Nous avons proposé au PNR de saisir la Cada, qui, rappelons-le, est une autorité administrative indépendante, aux fins d'établir l’illégalité du refus de communication du PSG par le CNPF. Dans notre saisine, nous référant à l'arrêt du Conseil d'État, nous avons raisonné par analogie entre forêt publique et forêt privée. À ce stade nous demeurions inquiets car, par manque cruel de personnel, les avis de la Cada se font généralement attendre de longs mois... Le 14 décembre 2023, la Cada a pourtant rendu un avis qui reprend quasi mot à mot l’argumentation du PNR et elle a fait évoluer pour elle-même sa doctrine en se prononçant pour la communicabilité des éléments environnementaux des plans simples de gestion (voir encadré). Mais cette position nouvelle n'est pas une décision de justice, ni un acte contraignant juridiquement et n'a que la valeur d'un avis, la Cada étant une autorité administrative indépendante mais dépourvue de pouvoir réglementaire. Toutefois c'est un succès important qui a permis au président du PNR d'aussitôt réclamer à nouveau les éléments refusés par le CNPF. Malheureusement celui-ci a refusé à nouveau de transmettre le PSG, sous un prétexte assez cocasse : car le PSG se caractériserait, je cite, par son « enchevêtrement » ! Si tel est le cas, à qui imputer cet embrouillamini, sinon à ceux qui ont élaboré puis agréé le PSG ?

> **DONNÉES**:
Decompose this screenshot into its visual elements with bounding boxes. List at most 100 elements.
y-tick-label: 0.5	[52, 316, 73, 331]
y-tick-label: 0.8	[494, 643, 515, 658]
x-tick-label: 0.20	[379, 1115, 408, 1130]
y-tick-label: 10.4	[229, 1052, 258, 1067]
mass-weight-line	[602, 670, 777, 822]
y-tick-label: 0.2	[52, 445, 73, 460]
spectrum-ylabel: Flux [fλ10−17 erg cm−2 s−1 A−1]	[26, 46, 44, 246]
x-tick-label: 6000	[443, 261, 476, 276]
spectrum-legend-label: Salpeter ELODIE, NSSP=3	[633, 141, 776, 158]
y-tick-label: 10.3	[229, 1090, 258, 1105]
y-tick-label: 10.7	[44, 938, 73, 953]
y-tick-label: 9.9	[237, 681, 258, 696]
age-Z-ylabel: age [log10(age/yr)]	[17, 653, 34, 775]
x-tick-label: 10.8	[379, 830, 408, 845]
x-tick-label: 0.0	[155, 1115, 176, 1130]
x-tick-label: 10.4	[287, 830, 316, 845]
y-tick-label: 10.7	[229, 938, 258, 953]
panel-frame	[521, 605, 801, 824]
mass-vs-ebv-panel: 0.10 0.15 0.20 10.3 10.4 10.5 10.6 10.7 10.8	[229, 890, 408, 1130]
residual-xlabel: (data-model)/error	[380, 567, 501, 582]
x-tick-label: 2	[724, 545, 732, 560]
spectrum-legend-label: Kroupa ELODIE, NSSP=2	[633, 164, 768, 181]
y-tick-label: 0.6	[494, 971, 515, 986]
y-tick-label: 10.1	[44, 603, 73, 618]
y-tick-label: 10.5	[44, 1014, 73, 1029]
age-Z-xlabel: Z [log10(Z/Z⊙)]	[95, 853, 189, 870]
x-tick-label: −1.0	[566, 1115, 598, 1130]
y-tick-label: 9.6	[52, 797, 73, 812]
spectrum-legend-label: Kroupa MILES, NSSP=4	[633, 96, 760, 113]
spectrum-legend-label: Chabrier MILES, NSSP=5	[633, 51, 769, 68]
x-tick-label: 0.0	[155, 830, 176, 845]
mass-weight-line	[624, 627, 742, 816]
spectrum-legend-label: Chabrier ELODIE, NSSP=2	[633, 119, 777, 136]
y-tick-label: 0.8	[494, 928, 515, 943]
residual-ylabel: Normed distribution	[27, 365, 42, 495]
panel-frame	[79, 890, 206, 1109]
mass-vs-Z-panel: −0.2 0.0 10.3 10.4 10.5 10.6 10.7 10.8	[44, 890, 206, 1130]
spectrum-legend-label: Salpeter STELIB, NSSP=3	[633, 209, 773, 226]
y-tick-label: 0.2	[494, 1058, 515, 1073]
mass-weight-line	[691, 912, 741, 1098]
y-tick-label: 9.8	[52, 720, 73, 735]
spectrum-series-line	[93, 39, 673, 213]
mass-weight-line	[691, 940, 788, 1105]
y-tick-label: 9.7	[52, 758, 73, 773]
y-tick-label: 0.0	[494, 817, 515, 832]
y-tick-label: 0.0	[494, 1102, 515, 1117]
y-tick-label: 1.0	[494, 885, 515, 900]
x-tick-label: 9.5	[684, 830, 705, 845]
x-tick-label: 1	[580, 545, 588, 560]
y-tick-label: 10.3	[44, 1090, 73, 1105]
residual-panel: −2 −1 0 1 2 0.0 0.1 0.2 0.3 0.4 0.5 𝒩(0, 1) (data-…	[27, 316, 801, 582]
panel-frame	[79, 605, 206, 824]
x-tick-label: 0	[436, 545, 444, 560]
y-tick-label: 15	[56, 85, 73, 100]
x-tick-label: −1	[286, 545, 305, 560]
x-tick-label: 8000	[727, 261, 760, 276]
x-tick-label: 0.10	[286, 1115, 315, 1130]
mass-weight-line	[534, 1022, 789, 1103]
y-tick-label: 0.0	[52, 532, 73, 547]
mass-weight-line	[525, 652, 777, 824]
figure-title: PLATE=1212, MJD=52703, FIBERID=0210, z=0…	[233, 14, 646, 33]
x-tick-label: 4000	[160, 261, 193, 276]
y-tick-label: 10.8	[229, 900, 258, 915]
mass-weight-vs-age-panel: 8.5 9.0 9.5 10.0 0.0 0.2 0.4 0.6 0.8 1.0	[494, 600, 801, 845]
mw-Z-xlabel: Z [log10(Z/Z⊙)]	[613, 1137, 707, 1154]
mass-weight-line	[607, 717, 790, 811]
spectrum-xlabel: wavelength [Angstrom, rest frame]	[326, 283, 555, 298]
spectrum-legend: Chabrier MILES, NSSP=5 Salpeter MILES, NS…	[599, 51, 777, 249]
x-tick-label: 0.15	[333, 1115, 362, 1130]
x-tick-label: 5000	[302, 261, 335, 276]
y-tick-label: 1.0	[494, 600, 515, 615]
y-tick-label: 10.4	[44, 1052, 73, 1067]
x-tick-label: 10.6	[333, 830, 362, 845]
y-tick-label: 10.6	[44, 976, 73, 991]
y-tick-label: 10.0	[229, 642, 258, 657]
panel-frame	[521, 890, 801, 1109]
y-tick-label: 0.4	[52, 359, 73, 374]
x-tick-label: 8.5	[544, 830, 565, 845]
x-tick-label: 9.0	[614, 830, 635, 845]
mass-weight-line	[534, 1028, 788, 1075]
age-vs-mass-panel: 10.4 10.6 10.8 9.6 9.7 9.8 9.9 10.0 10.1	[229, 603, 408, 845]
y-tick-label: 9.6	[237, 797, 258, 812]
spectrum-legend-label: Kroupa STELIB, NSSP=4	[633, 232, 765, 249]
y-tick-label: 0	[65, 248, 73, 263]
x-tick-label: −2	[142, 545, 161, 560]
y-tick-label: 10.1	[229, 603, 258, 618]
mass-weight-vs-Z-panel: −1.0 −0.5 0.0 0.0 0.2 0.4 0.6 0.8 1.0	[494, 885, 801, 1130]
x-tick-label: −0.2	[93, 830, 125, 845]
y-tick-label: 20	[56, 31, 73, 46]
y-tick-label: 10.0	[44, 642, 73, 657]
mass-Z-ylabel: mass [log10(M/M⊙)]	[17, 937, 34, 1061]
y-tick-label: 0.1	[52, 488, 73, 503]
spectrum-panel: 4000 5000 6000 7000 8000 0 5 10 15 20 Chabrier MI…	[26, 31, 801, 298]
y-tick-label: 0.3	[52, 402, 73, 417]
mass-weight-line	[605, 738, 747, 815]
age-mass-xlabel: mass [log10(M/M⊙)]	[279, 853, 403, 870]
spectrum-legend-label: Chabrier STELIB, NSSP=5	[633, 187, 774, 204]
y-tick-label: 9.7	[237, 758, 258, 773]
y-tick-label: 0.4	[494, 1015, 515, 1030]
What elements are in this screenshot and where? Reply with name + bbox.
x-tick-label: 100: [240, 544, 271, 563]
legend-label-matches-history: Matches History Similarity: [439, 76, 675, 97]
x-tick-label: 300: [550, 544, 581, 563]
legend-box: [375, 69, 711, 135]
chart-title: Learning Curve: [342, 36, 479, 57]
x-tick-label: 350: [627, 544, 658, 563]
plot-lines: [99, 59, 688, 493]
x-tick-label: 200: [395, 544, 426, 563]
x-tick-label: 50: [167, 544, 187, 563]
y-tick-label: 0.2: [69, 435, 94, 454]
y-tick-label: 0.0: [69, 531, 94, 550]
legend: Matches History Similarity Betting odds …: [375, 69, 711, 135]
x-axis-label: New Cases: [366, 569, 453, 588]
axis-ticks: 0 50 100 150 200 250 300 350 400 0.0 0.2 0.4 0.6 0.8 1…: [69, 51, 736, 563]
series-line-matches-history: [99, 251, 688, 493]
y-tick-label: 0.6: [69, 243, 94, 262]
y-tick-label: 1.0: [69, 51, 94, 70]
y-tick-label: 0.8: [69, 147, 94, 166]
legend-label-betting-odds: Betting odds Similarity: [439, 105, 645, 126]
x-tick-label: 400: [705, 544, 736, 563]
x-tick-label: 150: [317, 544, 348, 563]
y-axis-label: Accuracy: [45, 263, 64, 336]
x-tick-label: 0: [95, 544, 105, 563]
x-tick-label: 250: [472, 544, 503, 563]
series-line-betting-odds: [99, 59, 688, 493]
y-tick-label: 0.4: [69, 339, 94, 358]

> **CONSIGNE**: Recopiez fidèlement et en entier le texte consacré à la saisine de la Cada par le PNR. Le matériel présenté ne joue aucun rôle dans ce travail.

> **CORRIGÉ**:
Nous avons proposé au PNR de saisir la Cada, qui, rappelons-le, est une autorité administrative indépendante, aux fins d'établir l’illégalité du refus de communication du PSG par le CNPF. Dans notre saisine, nous référant à l'arrêt du Conseil d'État, nous avons raisonné par analogie entre forêt publique et forêt privée. À ce stade nous demeurions inquiets car, par manque cruel de personnel, les avis de la Cada se font généralement attendre de longs mois... Le 14 décembre 2023, la Cada a pourtant rendu un avis qui reprend quasi mot à mot l’argumentation du PNR et elle a fait évoluer pour elle-même sa doctrine en se prononçant pour la communicabilité des éléments environnementaux des plans simples de gestion (voir encadré). Mais cette position nouvelle n'est pas une décision de justice, ni un acte contraignant juridiquement et n'a que la valeur d'un avis, la Cada étant une autorité administrative indépendante mais dépourvue de pouvoir réglementaire. Toutefois c'est un succès important qui a permis au président du PNR d'aussitôt réclamer à nouveau les éléments refusés par le CNPF. Malheureusement celui-ci a refusé à nouveau de transmettre le PSG, sous un prétexte assez cocasse : car le PSG se caractériserait, je cite, par son « enchevêtrement » ! Si tel est le cas, à qui imputer cet embrouillamini, sinon à ceux qui ont élaboré puis agréé le PSG ?